* **Aim of the exercise**:
Reproduce each entry exactly as written.
═══ Material provided ═══
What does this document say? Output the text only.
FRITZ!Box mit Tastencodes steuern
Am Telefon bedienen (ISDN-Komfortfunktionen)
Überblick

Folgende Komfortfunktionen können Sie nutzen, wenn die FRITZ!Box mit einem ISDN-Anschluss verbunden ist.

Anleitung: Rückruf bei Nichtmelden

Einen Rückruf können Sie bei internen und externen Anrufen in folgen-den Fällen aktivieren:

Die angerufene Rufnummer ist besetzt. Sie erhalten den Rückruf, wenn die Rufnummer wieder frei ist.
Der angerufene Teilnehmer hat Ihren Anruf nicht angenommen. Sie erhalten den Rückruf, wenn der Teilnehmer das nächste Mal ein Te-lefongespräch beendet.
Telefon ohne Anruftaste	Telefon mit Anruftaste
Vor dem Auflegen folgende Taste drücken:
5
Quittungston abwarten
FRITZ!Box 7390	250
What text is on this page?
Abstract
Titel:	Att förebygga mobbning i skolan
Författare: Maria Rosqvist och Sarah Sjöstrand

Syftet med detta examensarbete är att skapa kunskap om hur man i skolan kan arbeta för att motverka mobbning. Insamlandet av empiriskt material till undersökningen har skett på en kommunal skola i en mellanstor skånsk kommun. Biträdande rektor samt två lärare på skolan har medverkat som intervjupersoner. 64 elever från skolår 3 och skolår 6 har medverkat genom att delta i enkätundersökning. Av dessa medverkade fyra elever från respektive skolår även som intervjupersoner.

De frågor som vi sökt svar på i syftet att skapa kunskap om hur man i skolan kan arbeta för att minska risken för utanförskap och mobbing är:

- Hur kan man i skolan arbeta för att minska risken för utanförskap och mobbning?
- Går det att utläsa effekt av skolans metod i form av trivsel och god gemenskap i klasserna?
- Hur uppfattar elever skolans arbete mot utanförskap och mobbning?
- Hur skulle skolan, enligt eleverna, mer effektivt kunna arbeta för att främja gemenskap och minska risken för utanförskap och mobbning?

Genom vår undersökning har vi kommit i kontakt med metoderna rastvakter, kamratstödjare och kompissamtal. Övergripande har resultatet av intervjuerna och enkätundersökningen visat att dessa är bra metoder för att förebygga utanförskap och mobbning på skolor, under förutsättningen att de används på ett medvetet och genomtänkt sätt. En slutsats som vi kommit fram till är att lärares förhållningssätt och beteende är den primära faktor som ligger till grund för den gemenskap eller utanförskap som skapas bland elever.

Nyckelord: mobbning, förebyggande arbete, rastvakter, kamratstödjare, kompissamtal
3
═══
* **Result of the task**:
What does this document say? Output the text only.
FRITZ!Box mit Tastencodes steuern
Am Telefon bedienen (ISDN-Komfortfunktionen)
Überblick

Folgende Komfortfunktionen können Sie nutzen, wenn die FRITZ!Box mit einem ISDN-Anschluss verbunden ist.

Anleitung: Rückruf bei Nichtmelden

Einen Rückruf können Sie bei internen und externen Anrufen in folgen-den Fällen aktivieren:

Die angerufene Rufnummer ist besetzt. Sie erhalten den Rückruf, wenn die Rufnummer wieder frei ist.
Der angerufene Teilnehmer hat Ihren Anruf nicht angenommen. Sie erhalten den Rückruf, wenn der Teilnehmer das nächste Mal ein Te-lefongespräch beendet.
Telefon ohne Anruftaste	Telefon mit Anruftaste
Vor dem Auflegen folgende Taste drücken:
5
Quittungston abwarten
FRITZ!Box 7390	250
What text is on this page?
Abstract
Titel:	Att förebygga mobbning i skolan
Författare: Maria Rosqvist och Sarah Sjöstrand

Syftet med detta examensarbete är att skapa kunskap om hur man i skolan kan arbeta för att motverka mobbning. Insamlandet av empiriskt material till undersökningen har skett på en kommunal skola i en mellanstor skånsk kommun. Biträdande rektor samt två lärare på skolan har medverkat som intervjupersoner. 64 elever från skolår 3 och skolår 6 har medverkat genom att delta i enkätundersökning. Av dessa medverkade fyra elever från respektive skolår även som intervjupersoner.

De frågor som vi sökt svar på i syftet att skapa kunskap om hur man i skolan kan arbeta för att minska risken för utanförskap och mobbing är:

- Hur kan man i skolan arbeta för att minska risken för utanförskap och mobbning?
- Går det att utläsa effekt av skolans metod i form av trivsel och god gemenskap i klasserna?
- Hur uppfattar elever skolans arbete mot utanförskap och mobbning?
- Hur skulle skolan, enligt eleverna, mer effektivt kunna arbeta för att främja gemenskap och minska risken för utanförskap och mobbning?

Genom vår undersökning har vi kommit i kontakt med metoderna rastvakter, kamratstödjare och kompissamtal. Övergripande har resultatet av intervjuerna och enkätundersökningen visat att dessa är bra metoder för att förebygga utanförskap och mobbning på skolor, under förutsättningen att de används på ett medvetet och genomtänkt sätt. En slutsats som vi kommit fram till är att lärares förhållningssätt och beteende är den primära faktor som ligger till grund för den gemenskap eller utanförskap som skapas bland elever.

Nyckelord: mobbning, förebyggande arbete, rastvakter, kamratstödjare, kompissamtal
3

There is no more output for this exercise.